--- start of SOURCE DATA ---
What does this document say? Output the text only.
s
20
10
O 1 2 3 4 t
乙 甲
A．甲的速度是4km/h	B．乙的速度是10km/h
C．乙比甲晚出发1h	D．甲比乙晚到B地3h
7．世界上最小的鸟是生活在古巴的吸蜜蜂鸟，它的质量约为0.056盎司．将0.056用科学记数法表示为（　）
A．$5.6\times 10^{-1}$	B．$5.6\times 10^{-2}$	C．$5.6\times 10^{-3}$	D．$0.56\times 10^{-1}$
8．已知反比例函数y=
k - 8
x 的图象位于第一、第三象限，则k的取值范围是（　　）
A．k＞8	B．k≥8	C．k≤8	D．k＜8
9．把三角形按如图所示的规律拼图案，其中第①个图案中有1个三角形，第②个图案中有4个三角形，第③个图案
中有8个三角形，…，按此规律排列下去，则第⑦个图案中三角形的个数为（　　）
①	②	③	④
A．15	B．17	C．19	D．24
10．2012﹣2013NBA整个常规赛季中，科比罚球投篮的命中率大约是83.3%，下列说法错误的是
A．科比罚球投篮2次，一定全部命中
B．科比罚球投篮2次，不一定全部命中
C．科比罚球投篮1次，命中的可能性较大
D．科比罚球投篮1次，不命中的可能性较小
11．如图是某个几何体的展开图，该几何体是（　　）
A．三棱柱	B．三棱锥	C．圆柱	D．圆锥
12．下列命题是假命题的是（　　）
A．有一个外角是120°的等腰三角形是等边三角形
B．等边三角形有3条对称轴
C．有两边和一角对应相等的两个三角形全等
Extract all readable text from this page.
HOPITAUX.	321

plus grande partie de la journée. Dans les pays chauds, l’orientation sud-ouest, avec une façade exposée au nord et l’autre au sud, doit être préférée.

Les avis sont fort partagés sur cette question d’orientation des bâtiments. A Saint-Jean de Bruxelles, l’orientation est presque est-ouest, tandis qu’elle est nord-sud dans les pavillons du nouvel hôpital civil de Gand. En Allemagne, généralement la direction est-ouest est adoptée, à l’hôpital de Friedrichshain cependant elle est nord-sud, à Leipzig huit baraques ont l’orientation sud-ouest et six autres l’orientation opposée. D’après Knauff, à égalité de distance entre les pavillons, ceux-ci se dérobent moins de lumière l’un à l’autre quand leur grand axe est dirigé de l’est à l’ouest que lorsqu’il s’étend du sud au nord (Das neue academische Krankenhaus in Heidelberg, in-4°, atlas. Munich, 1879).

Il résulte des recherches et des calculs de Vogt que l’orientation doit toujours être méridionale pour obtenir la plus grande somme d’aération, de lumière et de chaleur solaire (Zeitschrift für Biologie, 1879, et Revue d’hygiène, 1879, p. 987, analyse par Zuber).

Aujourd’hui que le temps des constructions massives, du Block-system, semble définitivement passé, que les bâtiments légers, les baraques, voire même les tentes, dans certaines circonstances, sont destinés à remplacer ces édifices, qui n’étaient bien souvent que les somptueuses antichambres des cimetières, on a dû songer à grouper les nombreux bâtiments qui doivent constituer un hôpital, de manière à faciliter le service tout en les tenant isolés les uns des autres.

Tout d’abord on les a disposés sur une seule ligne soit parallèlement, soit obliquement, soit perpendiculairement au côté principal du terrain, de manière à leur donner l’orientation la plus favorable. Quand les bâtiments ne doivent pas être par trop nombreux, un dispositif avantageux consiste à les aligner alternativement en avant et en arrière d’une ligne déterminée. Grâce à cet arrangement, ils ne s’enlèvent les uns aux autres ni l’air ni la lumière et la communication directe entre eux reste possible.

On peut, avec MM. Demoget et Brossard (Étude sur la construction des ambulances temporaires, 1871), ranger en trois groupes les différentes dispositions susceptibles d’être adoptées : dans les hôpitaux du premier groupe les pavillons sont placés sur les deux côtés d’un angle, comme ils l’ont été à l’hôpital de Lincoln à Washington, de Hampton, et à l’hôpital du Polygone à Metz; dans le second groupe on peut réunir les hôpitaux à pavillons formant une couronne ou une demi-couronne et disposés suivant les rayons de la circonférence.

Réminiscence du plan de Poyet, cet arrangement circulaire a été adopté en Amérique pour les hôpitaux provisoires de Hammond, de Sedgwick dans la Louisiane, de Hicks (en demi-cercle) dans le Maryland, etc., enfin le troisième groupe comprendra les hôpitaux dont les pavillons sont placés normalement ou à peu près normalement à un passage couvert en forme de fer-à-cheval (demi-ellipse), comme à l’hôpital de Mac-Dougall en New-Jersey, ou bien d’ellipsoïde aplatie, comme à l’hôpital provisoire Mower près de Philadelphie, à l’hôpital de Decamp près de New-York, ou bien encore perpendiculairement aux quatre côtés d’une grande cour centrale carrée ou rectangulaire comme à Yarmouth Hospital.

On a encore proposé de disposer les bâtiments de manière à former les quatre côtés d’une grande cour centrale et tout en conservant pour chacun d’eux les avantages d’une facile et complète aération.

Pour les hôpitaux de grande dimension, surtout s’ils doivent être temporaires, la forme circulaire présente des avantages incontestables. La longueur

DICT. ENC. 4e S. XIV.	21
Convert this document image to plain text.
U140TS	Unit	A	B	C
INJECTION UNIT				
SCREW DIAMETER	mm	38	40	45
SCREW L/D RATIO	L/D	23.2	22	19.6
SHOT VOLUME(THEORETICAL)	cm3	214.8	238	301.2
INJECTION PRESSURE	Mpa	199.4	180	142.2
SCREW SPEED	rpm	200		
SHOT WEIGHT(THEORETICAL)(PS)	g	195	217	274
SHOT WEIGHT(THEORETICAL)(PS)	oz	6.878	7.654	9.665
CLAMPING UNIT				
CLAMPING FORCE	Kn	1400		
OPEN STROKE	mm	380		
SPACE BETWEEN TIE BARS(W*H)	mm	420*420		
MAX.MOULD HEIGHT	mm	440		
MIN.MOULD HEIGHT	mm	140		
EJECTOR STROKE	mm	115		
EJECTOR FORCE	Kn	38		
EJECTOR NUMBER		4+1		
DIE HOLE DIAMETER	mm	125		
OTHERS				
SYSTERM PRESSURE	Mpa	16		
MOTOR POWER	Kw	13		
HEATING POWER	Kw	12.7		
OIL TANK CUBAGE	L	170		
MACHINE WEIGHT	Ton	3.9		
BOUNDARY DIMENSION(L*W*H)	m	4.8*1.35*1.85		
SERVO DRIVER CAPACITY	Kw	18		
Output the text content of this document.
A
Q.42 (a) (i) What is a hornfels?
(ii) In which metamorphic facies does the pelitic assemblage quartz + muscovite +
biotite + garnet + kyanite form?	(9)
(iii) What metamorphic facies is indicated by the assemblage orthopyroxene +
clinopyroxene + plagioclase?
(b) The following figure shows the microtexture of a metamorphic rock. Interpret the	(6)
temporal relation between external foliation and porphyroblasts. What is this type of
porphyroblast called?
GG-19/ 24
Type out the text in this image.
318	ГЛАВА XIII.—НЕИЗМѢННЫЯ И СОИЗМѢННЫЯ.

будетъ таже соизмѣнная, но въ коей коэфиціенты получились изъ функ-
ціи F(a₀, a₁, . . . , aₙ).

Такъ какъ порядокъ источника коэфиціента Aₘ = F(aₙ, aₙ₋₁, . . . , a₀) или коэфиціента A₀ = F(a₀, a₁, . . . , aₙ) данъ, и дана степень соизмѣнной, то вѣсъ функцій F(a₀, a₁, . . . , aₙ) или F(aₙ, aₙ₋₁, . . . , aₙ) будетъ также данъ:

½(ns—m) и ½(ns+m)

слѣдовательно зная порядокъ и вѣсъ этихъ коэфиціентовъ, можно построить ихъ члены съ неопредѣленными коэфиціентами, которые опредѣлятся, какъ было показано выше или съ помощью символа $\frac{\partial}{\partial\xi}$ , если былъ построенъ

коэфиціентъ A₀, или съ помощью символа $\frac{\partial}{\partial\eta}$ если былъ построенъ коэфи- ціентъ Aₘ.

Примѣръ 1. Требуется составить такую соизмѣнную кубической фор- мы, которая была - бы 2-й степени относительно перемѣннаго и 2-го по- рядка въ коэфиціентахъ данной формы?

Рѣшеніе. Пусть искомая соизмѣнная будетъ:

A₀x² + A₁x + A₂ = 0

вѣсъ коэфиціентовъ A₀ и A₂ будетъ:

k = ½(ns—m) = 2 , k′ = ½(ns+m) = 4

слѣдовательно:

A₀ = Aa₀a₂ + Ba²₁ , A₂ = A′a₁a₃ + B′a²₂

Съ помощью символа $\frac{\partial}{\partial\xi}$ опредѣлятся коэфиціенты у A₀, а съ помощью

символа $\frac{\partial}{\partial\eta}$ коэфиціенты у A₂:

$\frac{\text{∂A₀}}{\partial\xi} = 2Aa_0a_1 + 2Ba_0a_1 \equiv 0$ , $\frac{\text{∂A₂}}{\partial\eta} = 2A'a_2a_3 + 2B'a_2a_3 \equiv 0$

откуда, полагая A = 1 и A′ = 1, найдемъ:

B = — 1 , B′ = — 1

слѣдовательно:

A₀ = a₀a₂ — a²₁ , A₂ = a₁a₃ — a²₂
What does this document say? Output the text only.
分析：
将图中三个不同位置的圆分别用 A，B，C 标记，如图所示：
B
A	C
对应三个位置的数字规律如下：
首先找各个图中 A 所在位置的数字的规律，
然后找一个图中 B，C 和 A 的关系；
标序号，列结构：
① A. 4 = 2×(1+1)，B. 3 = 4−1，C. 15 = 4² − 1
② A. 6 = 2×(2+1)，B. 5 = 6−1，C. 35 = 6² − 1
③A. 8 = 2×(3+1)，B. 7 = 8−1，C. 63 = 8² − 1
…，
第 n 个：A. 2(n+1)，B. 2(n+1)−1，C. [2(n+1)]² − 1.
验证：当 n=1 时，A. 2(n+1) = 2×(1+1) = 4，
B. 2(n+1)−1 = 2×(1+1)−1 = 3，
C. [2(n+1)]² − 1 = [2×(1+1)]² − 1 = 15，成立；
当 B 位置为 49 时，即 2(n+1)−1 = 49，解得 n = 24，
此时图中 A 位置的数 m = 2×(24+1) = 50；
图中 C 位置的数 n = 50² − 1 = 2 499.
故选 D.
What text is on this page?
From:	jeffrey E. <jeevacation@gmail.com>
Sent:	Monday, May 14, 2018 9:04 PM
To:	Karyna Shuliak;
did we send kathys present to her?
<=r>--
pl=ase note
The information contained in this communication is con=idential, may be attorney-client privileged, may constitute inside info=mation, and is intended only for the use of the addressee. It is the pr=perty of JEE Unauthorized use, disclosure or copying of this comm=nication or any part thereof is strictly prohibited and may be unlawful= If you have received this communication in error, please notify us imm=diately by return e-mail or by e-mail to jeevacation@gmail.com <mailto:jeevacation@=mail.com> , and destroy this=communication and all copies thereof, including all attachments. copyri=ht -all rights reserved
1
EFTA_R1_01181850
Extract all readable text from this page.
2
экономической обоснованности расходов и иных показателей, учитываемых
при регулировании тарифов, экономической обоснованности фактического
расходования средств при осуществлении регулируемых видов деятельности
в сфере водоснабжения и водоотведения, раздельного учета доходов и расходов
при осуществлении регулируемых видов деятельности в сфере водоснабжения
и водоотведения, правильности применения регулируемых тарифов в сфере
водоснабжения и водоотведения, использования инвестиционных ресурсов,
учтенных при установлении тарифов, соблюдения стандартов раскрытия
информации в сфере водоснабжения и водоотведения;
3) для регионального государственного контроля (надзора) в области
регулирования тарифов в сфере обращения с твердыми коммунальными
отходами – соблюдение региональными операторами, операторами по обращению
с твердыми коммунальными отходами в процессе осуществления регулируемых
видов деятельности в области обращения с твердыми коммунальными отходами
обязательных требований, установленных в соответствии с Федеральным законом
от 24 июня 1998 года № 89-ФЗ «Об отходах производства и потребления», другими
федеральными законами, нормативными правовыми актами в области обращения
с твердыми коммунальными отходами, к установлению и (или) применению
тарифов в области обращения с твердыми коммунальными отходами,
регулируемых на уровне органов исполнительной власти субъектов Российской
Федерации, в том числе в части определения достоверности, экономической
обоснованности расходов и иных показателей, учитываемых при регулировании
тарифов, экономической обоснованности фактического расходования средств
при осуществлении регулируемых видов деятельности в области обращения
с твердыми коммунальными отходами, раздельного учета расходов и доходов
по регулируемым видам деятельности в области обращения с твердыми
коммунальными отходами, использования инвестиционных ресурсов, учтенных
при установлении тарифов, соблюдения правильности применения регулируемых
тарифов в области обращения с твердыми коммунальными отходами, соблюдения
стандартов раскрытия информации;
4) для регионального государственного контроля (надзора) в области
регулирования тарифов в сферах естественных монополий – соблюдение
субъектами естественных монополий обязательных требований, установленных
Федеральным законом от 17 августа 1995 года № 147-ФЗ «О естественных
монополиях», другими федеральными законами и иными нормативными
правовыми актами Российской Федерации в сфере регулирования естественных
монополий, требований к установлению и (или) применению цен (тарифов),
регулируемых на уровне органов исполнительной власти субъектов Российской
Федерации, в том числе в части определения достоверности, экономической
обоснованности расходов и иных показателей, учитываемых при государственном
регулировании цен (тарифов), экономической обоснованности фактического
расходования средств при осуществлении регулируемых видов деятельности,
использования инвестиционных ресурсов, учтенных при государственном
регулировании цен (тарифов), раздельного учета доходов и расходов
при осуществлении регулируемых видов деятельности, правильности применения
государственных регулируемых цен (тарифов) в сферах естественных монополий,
--- end of SOURCE DATA ---
• TO DO: Copy each line of the preceding data that contains the string "осуществлении".

• SOLUTION FOR THIS PROBLEM:
расходования средств при осуществлении регулируемых видов деятельности
при осуществлении регулируемых видов деятельности в сфере водоснабжения
при осуществлении регулируемых видов деятельности в области обращения
расходования средств при осуществлении регулируемых видов деятельности,
при осуществлении регулируемых видов деятельности, правильности применения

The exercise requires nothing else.